Aim of the task:
Output the records. Match them exactly.

============

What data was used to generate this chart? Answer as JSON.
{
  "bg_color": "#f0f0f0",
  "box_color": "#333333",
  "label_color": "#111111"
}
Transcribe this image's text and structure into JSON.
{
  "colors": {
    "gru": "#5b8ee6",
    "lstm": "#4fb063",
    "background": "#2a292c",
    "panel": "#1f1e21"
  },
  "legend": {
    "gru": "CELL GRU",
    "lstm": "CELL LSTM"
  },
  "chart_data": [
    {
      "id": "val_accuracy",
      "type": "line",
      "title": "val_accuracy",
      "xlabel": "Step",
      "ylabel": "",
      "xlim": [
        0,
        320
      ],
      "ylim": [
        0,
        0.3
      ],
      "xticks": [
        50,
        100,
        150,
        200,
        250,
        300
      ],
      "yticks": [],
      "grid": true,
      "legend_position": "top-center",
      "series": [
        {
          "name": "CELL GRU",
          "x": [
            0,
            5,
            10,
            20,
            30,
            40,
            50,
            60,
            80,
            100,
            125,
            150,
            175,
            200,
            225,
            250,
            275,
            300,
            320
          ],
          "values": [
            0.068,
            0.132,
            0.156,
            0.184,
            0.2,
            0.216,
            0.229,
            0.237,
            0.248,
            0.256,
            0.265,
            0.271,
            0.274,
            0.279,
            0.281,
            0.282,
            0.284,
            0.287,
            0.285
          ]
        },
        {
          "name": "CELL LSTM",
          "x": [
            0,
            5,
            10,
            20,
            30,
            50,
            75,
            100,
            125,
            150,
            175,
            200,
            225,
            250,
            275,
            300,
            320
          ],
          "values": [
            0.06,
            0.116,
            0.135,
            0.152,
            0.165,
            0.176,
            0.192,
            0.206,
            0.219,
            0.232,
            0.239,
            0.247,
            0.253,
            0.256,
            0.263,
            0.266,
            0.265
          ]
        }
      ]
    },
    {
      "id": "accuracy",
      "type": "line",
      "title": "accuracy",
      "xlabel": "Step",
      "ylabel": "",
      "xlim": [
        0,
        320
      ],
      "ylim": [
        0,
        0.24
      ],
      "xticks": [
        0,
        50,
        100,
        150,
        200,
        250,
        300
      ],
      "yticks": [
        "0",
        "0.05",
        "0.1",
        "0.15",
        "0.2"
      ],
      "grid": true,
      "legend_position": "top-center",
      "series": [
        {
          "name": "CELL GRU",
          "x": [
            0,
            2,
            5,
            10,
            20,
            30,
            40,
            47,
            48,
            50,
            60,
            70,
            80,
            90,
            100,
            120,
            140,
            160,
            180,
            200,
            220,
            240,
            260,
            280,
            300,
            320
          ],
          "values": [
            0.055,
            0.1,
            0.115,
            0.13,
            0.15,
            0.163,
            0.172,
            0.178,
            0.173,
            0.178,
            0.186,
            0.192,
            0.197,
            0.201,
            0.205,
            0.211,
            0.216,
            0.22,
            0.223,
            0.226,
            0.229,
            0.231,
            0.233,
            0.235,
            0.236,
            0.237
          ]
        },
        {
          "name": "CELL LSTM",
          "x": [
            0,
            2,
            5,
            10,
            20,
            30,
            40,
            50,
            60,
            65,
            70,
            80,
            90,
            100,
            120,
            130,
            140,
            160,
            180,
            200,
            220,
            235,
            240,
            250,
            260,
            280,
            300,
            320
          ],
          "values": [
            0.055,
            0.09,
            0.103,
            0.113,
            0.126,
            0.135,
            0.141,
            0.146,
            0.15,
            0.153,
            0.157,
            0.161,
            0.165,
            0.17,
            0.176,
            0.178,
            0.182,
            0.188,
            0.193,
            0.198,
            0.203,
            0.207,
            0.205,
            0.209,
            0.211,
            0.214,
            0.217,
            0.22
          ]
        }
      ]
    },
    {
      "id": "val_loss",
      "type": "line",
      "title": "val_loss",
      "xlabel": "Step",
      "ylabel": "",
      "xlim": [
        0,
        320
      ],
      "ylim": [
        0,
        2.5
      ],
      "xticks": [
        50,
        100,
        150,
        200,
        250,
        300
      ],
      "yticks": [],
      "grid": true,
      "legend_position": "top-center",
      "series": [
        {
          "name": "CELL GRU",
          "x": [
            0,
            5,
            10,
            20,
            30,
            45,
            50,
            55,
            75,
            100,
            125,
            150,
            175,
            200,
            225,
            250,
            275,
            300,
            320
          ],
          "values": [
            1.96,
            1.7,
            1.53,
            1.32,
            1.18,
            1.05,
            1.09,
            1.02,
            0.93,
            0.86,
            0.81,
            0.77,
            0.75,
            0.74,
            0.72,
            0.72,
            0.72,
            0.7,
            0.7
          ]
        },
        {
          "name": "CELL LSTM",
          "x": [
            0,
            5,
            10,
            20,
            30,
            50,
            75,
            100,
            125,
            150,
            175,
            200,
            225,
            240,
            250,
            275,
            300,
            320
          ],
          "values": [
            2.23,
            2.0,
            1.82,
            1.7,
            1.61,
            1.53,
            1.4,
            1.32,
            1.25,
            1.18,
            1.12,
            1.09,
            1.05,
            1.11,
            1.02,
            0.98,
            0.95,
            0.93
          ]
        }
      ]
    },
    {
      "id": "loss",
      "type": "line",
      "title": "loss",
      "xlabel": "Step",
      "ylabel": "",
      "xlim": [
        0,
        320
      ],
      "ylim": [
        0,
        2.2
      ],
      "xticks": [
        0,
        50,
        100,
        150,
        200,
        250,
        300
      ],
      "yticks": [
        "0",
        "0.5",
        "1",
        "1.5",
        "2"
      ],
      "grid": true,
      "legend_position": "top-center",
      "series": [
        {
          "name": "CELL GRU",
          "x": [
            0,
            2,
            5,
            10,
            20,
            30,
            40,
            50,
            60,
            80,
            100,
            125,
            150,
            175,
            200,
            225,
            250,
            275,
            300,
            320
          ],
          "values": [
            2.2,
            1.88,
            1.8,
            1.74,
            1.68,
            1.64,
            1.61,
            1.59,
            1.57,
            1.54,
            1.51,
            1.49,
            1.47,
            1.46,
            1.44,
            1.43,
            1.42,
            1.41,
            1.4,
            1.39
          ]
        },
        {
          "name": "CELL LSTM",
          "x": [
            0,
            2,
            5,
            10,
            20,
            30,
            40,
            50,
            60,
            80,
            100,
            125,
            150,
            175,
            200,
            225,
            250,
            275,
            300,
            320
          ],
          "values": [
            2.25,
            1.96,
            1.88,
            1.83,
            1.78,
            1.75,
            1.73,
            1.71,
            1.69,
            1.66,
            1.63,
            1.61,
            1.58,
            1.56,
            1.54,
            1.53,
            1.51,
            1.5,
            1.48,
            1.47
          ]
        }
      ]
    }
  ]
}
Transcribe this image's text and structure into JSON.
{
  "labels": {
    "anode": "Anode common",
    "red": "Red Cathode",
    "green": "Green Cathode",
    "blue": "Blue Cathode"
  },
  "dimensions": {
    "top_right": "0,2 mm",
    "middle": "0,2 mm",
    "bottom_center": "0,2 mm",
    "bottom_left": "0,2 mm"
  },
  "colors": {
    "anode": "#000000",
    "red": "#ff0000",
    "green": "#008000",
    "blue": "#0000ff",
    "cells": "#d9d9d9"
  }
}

============

Answer to the task:
What data was used to generate this chart? Answer as JSON.
{
  "bg_color": "#f0f0f0",
  "box_color": "#333333",
  "label_color": "#111111"
}
Transcribe this image's text and structure into JSON.
{
  "colors": {
    "gru": "#5b8ee6",
    "lstm": "#4fb063",
    "background": "#2a292c",
    "panel": "#1f1e21"
  },
  "legend": {
    "gru": "CELL GRU",
    "lstm": "CELL LSTM"
  },
  "chart_data": [
    {
      "id": "val_accuracy",
      "type": "line",
      "title": "val_accuracy",
      "xlabel": "Step",
      "ylabel": "",
      "xlim": [
        0,
        320
      ],
      "ylim": [
        0,
        0.3
      ],
      "xticks": [
        50,
        100,
        150,
        200,
        250,
        300
      ],
      "yticks": [],
      "grid": true,
      "legend_position": "top-center",
      "series": [
        {
          "name": "CELL GRU",
          "x": [
            0,
            5,
            10,
            20,
            30,
            40,
            50,
            60,
            80,
            100,
            125,
            150,
            175,
            200,
            225,
            250,
            275,
            300,
            320
          ],
          "values": [
            0.068,
            0.132,
            0.156,
            0.184,
            0.2,
            0.216,
            0.229,
            0.237,
            0.248,
            0.256,
            0.265,
            0.271,
            0.274,
            0.279,
            0.281,
            0.282,
            0.284,
            0.287,
            0.285
          ]
        },
        {
          "name": "CELL LSTM",
          "x": [
            0,
            5,
            10,
            20,
            30,
            50,
            75,
            100,
            125,
            150,
            175,
            200,
            225,
            250,
            275,
            300,
            320
          ],
          "values": [
            0.06,
            0.116,
            0.135,
            0.152,
            0.165,
            0.176,
            0.192,
            0.206,
            0.219,
            0.232,
            0.239,
            0.247,
            0.253,
            0.256,
            0.263,
            0.266,
            0.265
          ]
        }
      ]
    },
    {
      "id": "accuracy",
      "type": "line",
      "title": "accuracy",
      "xlabel": "Step",
      "ylabel": "",
      "xlim": [
        0,
        320
      ],
      "ylim": [
        0,
        0.24
      ],
      "xticks": [
        0,
        50,
        100,
        150,
        200,
        250,
        300
      ],
      "yticks": [
        "0",
        "0.05",
        "0.1",
        "0.15",
        "0.2"
      ],
      "grid": true,
      "legend_position": "top-center",
      "series": [
        {
          "name": "CELL GRU",
          "x": [
            0,
            2,
            5,
            10,
            20,
            30,
            40,
            47,
            48,
            50,
            60,
            70,
            80,
            90,
            100,
            120,
            140,
            160,
            180,
            200,
            220,
            240,
            260,
            280,
            300,
            320
          ],
          "values": [
            0.055,
            0.1,
            0.115,
            0.13,
            0.15,
            0.163,
            0.172,
            0.178,
            0.173,
            0.178,
            0.186,
            0.192,
            0.197,
            0.201,
            0.205,
            0.211,
            0.216,
            0.22,
            0.223,
            0.226,
            0.229,
            0.231,
            0.233,
            0.235,
            0.236,
            0.237
          ]
        },
        {
          "name": "CELL LSTM",
          "x": [
            0,
            2,
            5,
            10,
            20,
            30,
            40,
            50,
            60,
            65,
            70,
            80,
            90,
            100,
            120,
            130,
            140,
            160,
            180,
            200,
            220,
            235,
            240,
            250,
            260,
            280,
            300,
            320
          ],
          "values": [
            0.055,
            0.09,
            0.103,
            0.113,
            0.126,
            0.135,
            0.141,
            0.146,
            0.15,
            0.153,
            0.157,
            0.161,
            0.165,
            0.17,
            0.176,
            0.178,
            0.182,
            0.188,
            0.193,
            0.198,
            0.203,
            0.207,
            0.205,
            0.209,
            0.211,
            0.214,
            0.217,
            0.22
          ]
        }
      ]
    },
    {
      "id": "val_loss",
      "type": "line",
      "title": "val_loss",
      "xlabel": "Step",
      "ylabel": "",
      "xlim": [
        0,
        320
      ],
      "ylim": [
        0,
        2.5
      ],
      "xticks": [
        50,
        100,
        150,
        200,
        250,
        300
      ],
      "yticks": [],
      "grid": true,
      "legend_position": "top-center",
      "series": [
        {
          "name": "CELL GRU",
          "x": [
            0,
            5,
            10,
            20,
            30,
            45,
            50,
            55,
            75,
            100,
            125,
            150,
            175,
            200,
            225,
            250,
            275,
            300,
            320
          ],
          "values": [
            1.96,
            1.7,
            1.53,
            1.32,
            1.18,
            1.05,
            1.09,
            1.02,
            0.93,
            0.86,
            0.81,
            0.77,
            0.75,
            0.74,
            0.72,
            0.72,
            0.72,
            0.7,
            0.7
          ]
        },
        {
          "name": "CELL LSTM",
          "x": [
            0,
            5,
            10,
            20,
            30,
            50,
            75,
            100,
            125,
            150,
            175,
            200,
            225,
            240,
            250,
            275,
            300,
            320
          ],
          "values": [
            2.23,
            2.0,
            1.82,
            1.7,
            1.61,
            1.53,
            1.4,
            1.32,
            1.25,
            1.18,
            1.12,
            1.09,
            1.05,
            1.11,
            1.02,
            0.98,
            0.95,
            0.93
          ]
        }
      ]
    },
    {
      "id": "loss",
      "type": "line",
      "title": "loss",
      "xlabel": "Step",
      "ylabel": "",
      "xlim": [
        0,
        320
      ],
      "ylim": [
        0,
        2.2
      ],
      "xticks": [
        0,
        50,
        100,
        150,
        200,
        250,
        300
      ],
      "yticks": [
        "0",
        "0.5",
        "1",
        "1.5",
        "2"
      ],
      "grid": true,
      "legend_position": "top-center",
      "series": [
        {
          "name": "CELL GRU",
          "x": [
            0,
            2,
            5,
            10,
            20,
            30,
            40,
            50,
            60,
            80,
            100,
            125,
            150,
            175,
            200,
            225,
            250,
            275,
            300,
            320
          ],
          "values": [
            2.2,
            1.88,
            1.8,
            1.74,
            1.68,
            1.64,
            1.61,
            1.59,
            1.57,
            1.54,
            1.51,
            1.49,
            1.47,
            1.46,
            1.44,
            1.43,
            1.42,
            1.41,
            1.4,
            1.39
          ]
        },
        {
          "name": "CELL LSTM",
          "x": [
            0,
            2,
            5,
            10,
            20,
            30,
            40,
            50,
            60,
            80,
            100,
            125,
            150,
            175,
            200,
            225,
            250,
            275,
            300,
            320
          ],
          "values": [
            2.25,
            1.96,
            1.88,
            1.83,
            1.78,
            1.75,
            1.73,
            1.71,
            1.69,
            1.66,
            1.63,
            1.61,
            1.58,
            1.56,
            1.54,
            1.53,
            1.51,
            1.5,
            1.48,
            1.47
          ]
        }
      ]
    }
  ]
}
Transcribe this image's text and structure into JSON.
{
  "labels": {
    "anode": "Anode common",
    "red": "Red Cathode",
    "green": "Green Cathode",
    "blue": "Blue Cathode"
  },
  "dimensions": {
    "top_right": "0,2 mm",
    "middle": "0,2 mm",
    "bottom_center": "0,2 mm",
    "bottom_left": "0,2 mm"
  },
  "colors": {
    "anode": "#000000",
    "red": "#ff0000",
    "green": "#008000",
    "blue": "#0000ff",
    "cells": "#d9d9d9"
  }
}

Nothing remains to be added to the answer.